======== Provided records
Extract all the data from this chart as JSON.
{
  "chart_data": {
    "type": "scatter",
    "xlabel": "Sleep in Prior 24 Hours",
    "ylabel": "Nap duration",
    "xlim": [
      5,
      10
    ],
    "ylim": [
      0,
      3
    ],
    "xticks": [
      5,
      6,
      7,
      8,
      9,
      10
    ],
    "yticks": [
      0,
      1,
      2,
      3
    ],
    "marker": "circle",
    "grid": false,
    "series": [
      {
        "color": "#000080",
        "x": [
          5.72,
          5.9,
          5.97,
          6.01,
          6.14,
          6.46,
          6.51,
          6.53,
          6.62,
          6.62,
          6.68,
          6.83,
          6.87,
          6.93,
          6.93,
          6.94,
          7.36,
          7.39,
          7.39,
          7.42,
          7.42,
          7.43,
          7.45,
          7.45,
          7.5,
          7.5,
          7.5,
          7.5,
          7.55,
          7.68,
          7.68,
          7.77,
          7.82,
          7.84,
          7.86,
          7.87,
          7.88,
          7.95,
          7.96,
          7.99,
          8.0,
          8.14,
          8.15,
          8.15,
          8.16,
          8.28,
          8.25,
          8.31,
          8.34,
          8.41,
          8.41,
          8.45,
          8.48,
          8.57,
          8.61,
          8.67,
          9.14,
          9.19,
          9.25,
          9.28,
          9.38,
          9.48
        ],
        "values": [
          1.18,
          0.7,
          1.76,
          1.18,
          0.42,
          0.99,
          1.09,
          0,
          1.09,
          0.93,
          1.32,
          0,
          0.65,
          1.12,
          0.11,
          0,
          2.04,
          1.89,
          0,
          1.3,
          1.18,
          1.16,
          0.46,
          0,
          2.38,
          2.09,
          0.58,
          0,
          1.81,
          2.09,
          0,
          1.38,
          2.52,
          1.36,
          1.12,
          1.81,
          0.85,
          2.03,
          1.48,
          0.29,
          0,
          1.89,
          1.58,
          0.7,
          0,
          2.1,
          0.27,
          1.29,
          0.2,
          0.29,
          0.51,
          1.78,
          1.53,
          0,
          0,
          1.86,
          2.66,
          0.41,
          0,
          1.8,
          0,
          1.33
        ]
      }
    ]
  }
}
================
Work required: Write down every line of the data exactly as it appears above.

Response to this exercise:
Extract all the data from this chart as JSON.
{
  "chart_data": {
    "type": "scatter",
    "xlabel": "Sleep in Prior 24 Hours",
    "ylabel": "Nap duration",
    "xlim": [
      5,
      10
    ],
    "ylim": [
      0,
      3
    ],
    "xticks": [
      5,
      6,
      7,
      8,
      9,
      10
    ],
    "yticks": [
      0,
      1,
      2,
      3
    ],
    "marker": "circle",
    "grid": false,
    "series": [
      {
        "color": "#000080",
        "x": [
          5.72,
          5.9,
          5.97,
          6.01,
          6.14,
          6.46,
          6.51,
          6.53,
          6.62,
          6.62,
          6.68,
          6.83,
          6.87,
          6.93,
          6.93,
          6.94,
          7.36,
          7.39,
          7.39,
          7.42,
          7.42,
          7.43,
          7.45,
          7.45,
          7.5,
          7.5,
          7.5,
          7.5,
          7.55,
          7.68,
          7.68,
          7.77,
          7.82,
          7.84,
          7.86,
          7.87,
          7.88,
          7.95,
          7.96,
          7.99,
          8.0,
          8.14,
          8.15,
          8.15,
          8.16,
          8.28,
          8.25,
          8.31,
          8.34,
          8.41,
          8.41,
          8.45,
          8.48,
          8.57,
          8.61,
          8.67,
          9.14,
          9.19,
          9.25,
          9.28,
          9.38,
          9.48
        ],
        "values": [
          1.18,
          0.7,
          1.76,
          1.18,
          0.42,
          0.99,
          1.09,
          0,
          1.09,
          0.93,
          1.32,
          0,
          0.65,
          1.12,
          0.11,
          0,
          2.04,
          1.89,
          0,
          1.3,
          1.18,
          1.16,
          0.46,
          0,
          2.38,
          2.09,
          0.58,
          0,
          1.81,
          2.09,
          0,
          1.38,
          2.52,
          1.36,
          1.12,
          1.81,
          0.85,
          2.03,
          1.48,
          0.29,
          0,
          1.89,
          1.58,
          0.7,
          0,
          2.1,
          0.27,
          1.29,
          0.2,
          0.29,
          0.51,
          1.78,
          1.53,
          0,
          0,
          1.86,
          2.66,
          0.41,
          0,
          1.8,
          0,
          1.33
        ]
      }
    ]
  }
}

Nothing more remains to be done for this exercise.